# start of Material shown

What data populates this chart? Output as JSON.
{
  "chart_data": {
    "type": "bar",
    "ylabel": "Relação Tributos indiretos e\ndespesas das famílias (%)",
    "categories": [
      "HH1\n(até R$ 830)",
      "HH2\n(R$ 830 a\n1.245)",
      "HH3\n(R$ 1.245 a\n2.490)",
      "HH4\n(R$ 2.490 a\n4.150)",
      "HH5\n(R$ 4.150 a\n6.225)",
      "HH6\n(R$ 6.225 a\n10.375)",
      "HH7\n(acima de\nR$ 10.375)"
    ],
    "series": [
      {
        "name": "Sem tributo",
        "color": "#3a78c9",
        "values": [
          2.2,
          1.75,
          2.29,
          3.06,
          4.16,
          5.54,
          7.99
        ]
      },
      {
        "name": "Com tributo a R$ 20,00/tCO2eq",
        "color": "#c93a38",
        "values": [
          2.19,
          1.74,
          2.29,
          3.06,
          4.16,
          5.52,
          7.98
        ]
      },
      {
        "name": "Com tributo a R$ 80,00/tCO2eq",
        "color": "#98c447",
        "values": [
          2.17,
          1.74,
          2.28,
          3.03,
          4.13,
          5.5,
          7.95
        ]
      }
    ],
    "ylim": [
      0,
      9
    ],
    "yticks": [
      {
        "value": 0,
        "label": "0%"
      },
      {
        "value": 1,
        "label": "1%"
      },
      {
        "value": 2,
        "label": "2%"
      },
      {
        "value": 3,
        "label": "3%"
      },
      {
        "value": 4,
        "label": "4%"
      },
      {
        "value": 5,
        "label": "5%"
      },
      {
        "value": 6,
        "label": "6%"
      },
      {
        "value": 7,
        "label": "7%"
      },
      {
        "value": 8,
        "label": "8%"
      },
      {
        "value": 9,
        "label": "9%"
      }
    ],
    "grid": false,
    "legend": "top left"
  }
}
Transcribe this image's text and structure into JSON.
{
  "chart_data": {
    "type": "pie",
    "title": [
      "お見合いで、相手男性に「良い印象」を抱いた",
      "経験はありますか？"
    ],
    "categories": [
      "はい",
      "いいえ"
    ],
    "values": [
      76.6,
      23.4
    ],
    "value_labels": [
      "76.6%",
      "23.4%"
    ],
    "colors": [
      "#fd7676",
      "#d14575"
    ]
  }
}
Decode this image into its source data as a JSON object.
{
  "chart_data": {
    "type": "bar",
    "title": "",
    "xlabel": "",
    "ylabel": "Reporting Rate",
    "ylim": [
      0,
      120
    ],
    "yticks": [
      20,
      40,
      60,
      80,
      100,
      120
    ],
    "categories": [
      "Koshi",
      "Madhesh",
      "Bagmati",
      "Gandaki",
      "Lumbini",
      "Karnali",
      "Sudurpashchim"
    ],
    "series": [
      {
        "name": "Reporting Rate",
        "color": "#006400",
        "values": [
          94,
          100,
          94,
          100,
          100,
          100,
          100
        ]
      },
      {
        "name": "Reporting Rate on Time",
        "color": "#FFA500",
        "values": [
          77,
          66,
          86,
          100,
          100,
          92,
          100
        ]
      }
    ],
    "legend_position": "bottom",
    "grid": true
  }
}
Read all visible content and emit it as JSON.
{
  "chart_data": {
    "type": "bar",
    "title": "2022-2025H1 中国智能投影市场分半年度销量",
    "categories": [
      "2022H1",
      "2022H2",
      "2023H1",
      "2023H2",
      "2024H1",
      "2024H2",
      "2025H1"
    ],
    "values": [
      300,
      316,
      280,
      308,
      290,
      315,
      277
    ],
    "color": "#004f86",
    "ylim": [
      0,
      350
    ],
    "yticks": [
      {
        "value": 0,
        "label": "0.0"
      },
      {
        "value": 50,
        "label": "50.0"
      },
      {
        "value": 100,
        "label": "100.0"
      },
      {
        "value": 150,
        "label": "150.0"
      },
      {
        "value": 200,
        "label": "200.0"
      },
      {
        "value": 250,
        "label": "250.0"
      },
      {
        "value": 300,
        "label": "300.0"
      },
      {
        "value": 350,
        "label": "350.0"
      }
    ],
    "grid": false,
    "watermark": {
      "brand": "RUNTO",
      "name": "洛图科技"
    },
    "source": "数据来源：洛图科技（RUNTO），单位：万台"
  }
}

# end of Material shown

## [Stated exercise]
Set all of the entries down again, exactly as they were given.

## [Solution for this task]
What data populates this chart? Output as JSON.
{
  "chart_data": {
    "type": "bar",
    "ylabel": "Relação Tributos indiretos e\ndespesas das famílias (%)",
    "categories": [
      "HH1\n(até R$ 830)",
      "HH2\n(R$ 830 a\n1.245)",
      "HH3\n(R$ 1.245 a\n2.490)",
      "HH4\n(R$ 2.490 a\n4.150)",
      "HH5\n(R$ 4.150 a\n6.225)",
      "HH6\n(R$ 6.225 a\n10.375)",
      "HH7\n(acima de\nR$ 10.375)"
    ],
    "series": [
      {
        "name": "Sem tributo",
        "color": "#3a78c9",
        "values": [
          2.2,
          1.75,
          2.29,
          3.06,
          4.16,
          5.54,
          7.99
        ]
      },
      {
        "name": "Com tributo a R$ 20,00/tCO2eq",
        "color": "#c93a38",
        "values": [
          2.19,
          1.74,
          2.29,
          3.06,
          4.16,
          5.52,
          7.98
        ]
      },
      {
        "name": "Com tributo a R$ 80,00/tCO2eq",
        "color": "#98c447",
        "values": [
          2.17,
          1.74,
          2.28,
          3.03,
          4.13,
          5.5,
          7.95
        ]
      }
    ],
    "ylim": [
      0,
      9
    ],
    "yticks": [
      {
        "value": 0,
        "label": "0%"
      },
      {
        "value": 1,
        "label": "1%"
      },
      {
        "value": 2,
        "label": "2%"
      },
      {
        "value": 3,
        "label": "3%"
      },
      {
        "value": 4,
        "label": "4%"
      },
      {
        "value": 5,
        "label": "5%"
      },
      {
        "value": 6,
        "label": "6%"
      },
      {
        "value": 7,
        "label": "7%"
      },
      {
        "value": 8,
        "label": "8%"
      },
      {
        "value": 9,
        "label": "9%"
      }
    ],
    "grid": false,
    "legend": "top left"
  }
}
Transcribe this image's text and structure into JSON.
{
  "chart_data": {
    "type": "pie",
    "title": [
      "お見合いで、相手男性に「良い印象」を抱いた",
      "経験はありますか？"
    ],
    "categories": [
      "はい",
      "いいえ"
    ],
    "values": [
      76.6,
      23.4
    ],
    "value_labels": [
      "76.6%",
      "23.4%"
    ],
    "colors": [
      "#fd7676",
      "#d14575"
    ]
  }
}
Decode this image into its source data as a JSON object.
{
  "chart_data": {
    "type": "bar",
    "title": "",
    "xlabel": "",
    "ylabel": "Reporting Rate",
    "ylim": [
      0,
      120
    ],
    "yticks": [
      20,
      40,
      60,
      80,
      100,
      120
    ],
    "categories": [
      "Koshi",
      "Madhesh",
      "Bagmati",
      "Gandaki",
      "Lumbini",
      "Karnali",
      "Sudurpashchim"
    ],
    "series": [
      {
        "name": "Reporting Rate",
        "color": "#006400",
        "values": [
          94,
          100,
          94,
          100,
          100,
          100,
          100
        ]
      },
      {
        "name": "Reporting Rate on Time",
        "color": "#FFA500",
        "values": [
          77,
          66,
          86,
          100,
          100,
          92,
          100
        ]
      }
    ],
    "legend_position": "bottom",
    "grid": true
  }
}
Read all visible content and emit it as JSON.
{
  "chart_data": {
    "type": "bar",
    "title": "2022-2025H1 中国智能投影市场分半年度销量",
    "categories": [
      "2022H1",
      "2022H2",
      "2023H1",
      "2023H2",
      "2024H1",
      "2024H2",
      "2025H1"
    ],
    "values": [
      300,
      316,
      280,
      308,
      290,
      315,
      277
    ],
    "color": "#004f86",
    "ylim": [
      0,
      350
    ],
    "yticks": [
      {
        "value": 0,
        "label": "0.0"
      },
      {
        "value": 50,
        "label": "50.0"
      },
      {
        "value": 100,
        "label": "100.0"
      },
      {
        "value": 150,
        "label": "150.0"
      },
      {
        "value": 200,
        "label": "200.0"
      },
      {
        "value": 250,
        "label": "250.0"
      },
      {
        "value": 300,
        "label": "300.0"
      },
      {
        "value": 350,
        "label": "350.0"
      }
    ],
    "grid": false,
    "watermark": {
      "brand": "RUNTO",
      "name": "洛图科技"
    },
    "source": "数据来源：洛图科技（RUNTO），单位：万台"
  }
}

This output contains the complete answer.